## Problem description
Exactly as written, print each record in the listing.

<<<<

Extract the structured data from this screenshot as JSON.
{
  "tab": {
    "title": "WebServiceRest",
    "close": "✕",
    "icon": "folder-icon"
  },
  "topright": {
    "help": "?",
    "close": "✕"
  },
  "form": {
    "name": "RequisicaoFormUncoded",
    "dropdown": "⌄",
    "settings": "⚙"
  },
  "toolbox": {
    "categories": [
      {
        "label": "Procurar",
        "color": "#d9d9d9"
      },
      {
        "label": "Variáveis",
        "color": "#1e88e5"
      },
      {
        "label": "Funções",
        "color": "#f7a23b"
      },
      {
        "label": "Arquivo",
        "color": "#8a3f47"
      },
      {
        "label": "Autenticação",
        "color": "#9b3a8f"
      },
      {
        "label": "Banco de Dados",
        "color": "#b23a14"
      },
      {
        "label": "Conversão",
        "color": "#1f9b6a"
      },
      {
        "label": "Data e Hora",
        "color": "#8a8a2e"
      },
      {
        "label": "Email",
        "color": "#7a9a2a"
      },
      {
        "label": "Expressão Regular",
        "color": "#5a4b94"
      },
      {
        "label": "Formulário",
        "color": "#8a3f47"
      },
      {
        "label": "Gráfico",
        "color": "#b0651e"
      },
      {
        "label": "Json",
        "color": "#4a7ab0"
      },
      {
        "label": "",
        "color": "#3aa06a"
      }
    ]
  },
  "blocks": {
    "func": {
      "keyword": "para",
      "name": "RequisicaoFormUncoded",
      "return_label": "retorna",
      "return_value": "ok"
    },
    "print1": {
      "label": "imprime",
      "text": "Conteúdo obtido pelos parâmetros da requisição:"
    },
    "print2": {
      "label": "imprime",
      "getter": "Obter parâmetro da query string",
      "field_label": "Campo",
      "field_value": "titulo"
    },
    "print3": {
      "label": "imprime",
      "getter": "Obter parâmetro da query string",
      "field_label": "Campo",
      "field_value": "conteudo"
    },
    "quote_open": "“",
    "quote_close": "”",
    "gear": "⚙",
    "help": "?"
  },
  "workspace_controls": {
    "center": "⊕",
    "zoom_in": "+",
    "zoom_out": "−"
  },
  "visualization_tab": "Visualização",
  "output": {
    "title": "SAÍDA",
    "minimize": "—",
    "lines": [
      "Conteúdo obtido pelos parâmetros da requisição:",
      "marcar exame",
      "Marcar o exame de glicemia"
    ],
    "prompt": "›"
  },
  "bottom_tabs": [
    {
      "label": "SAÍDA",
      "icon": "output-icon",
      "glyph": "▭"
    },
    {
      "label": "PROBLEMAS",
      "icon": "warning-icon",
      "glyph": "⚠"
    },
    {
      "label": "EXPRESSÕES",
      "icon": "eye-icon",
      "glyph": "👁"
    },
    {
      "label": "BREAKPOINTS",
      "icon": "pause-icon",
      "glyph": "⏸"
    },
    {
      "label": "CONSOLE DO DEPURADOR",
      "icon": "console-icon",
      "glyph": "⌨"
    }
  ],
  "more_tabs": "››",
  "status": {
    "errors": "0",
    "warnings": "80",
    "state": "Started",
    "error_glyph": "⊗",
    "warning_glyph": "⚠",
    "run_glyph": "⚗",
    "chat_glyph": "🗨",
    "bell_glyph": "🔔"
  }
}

>>>>

## Written answer
Extract the structured data from this screenshot as JSON.
{
  "tab": {
    "title": "WebServiceRest",
    "close": "✕",
    "icon": "folder-icon"
  },
  "topright": {
    "help": "?",
    "close": "✕"
  },
  "form": {
    "name": "RequisicaoFormUncoded",
    "dropdown": "⌄",
    "settings": "⚙"
  },
  "toolbox": {
    "categories": [
      {
        "label": "Procurar",
        "color": "#d9d9d9"
      },
      {
        "label": "Variáveis",
        "color": "#1e88e5"
      },
      {
        "label": "Funções",
        "color": "#f7a23b"
      },
      {
        "label": "Arquivo",
        "color": "#8a3f47"
      },
      {
        "label": "Autenticação",
        "color": "#9b3a8f"
      },
      {
        "label": "Banco de Dados",
        "color": "#b23a14"
      },
      {
        "label": "Conversão",
        "color": "#1f9b6a"
      },
      {
        "label": "Data e Hora",
        "color": "#8a8a2e"
      },
      {
        "label": "Email",
        "color": "#7a9a2a"
      },
      {
        "label": "Expressão Regular",
        "color": "#5a4b94"
      },
      {
        "label": "Formulário",
        "color": "#8a3f47"
      },
      {
        "label": "Gráfico",
        "color": "#b0651e"
      },
      {
        "label": "Json",
        "color": "#4a7ab0"
      },
      {
        "label": "",
        "color": "#3aa06a"
      }
    ]
  },
  "blocks": {
    "func": {
      "keyword": "para",
      "name": "RequisicaoFormUncoded",
      "return_label": "retorna",
      "return_value": "ok"
    },
    "print1": {
      "label": "imprime",
      "text": "Conteúdo obtido pelos parâmetros da requisição:"
    },
    "print2": {
      "label": "imprime",
      "getter": "Obter parâmetro da query string",
      "field_label": "Campo",
      "field_value": "titulo"
    },
    "print3": {
      "label": "imprime",
      "getter": "Obter parâmetro da query string",
      "field_label": "Campo",
      "field_value": "conteudo"
    },
    "quote_open": "“",
    "quote_close": "”",
    "gear": "⚙",
    "help": "?"
  },
  "workspace_controls": {
    "center": "⊕",
    "zoom_in": "+",
    "zoom_out": "−"
  },
  "visualization_tab": "Visualização",
  "output": {
    "title": "SAÍDA",
    "minimize": "—",
    "lines": [
      "Conteúdo obtido pelos parâmetros da requisição:",
      "marcar exame",
      "Marcar o exame de glicemia"
    ],
    "prompt": "›"
  },
  "bottom_tabs": [
    {
      "label": "SAÍDA",
      "icon": "output-icon",
      "glyph": "▭"
    },
    {
      "label": "PROBLEMAS",
      "icon": "warning-icon",
      "glyph": "⚠"
    },
    {
      "label": "EXPRESSÕES",
      "icon": "eye-icon",
      "glyph": "👁"
    },
    {
      "label": "BREAKPOINTS",
      "icon": "pause-icon",
      "glyph": "⏸"
    },
    {
      "label": "CONSOLE DO DEPURADOR",
      "icon": "console-icon",
      "glyph": "⌨"
    }
  ],
  "more_tabs": "››",
  "status": {
    "errors": "0",
    "warnings": "80",
    "state": "Started",
    "error_glyph": "⊗",
    "warning_glyph": "⚠",
    "run_glyph": "⚗",
    "chat_glyph": "🗨",
    "bell_glyph": "🔔"
  }
}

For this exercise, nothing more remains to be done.